■ Brief
In the data below, find every line with the string "consectetur" and pull it out.

■ Records shown

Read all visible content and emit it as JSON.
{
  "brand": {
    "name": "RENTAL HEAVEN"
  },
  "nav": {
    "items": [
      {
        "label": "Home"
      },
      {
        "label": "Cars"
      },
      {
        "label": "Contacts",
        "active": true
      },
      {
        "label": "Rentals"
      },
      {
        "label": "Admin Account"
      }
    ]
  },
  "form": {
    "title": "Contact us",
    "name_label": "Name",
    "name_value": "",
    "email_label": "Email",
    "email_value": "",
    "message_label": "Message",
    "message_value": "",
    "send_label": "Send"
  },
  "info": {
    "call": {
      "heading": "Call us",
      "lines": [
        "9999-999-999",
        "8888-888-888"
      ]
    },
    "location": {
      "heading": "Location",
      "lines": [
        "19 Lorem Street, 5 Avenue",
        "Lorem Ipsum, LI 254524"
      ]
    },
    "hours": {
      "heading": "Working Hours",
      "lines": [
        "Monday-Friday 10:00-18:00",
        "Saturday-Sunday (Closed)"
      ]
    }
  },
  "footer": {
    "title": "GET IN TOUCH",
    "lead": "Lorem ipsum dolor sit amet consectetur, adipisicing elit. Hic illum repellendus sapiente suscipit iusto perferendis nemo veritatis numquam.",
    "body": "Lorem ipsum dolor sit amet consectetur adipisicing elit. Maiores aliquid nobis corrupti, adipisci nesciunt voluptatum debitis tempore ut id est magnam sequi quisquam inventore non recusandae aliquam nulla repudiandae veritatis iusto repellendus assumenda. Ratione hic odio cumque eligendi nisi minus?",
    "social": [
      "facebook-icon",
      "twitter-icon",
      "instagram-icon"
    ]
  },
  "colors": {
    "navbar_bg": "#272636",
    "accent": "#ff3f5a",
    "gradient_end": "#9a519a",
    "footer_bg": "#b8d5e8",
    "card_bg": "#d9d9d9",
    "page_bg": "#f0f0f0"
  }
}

* * *

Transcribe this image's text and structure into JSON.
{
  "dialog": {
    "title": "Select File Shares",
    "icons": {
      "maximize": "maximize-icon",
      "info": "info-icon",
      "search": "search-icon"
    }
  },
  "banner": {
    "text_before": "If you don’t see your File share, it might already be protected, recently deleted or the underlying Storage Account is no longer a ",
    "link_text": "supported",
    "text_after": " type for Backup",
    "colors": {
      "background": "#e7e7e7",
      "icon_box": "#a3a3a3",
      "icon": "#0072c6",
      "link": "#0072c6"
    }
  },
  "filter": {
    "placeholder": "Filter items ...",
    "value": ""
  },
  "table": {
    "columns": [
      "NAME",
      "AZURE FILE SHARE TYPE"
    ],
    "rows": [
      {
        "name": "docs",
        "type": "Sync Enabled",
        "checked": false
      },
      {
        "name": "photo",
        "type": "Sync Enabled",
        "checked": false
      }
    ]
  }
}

■ Answer in full
    "lead": "Lorem ipsum dolor sit amet consectetur, adipisicing elit. Hic illum repellendus sapiente suscipit iusto perferendis nemo veritatis numquam.",
    "body": "Lorem ipsum dolor sit amet consectetur adipisicing elit. Maiores aliquid nobis corrupti, adipisci nesciunt voluptatum debitis tempore ut id est magnam sequi quisquam inventore non recusandae aliquam nulla repudiandae veritatis iusto repellendus assumenda. Ratione hic odio cumque eligendi nisi minus?",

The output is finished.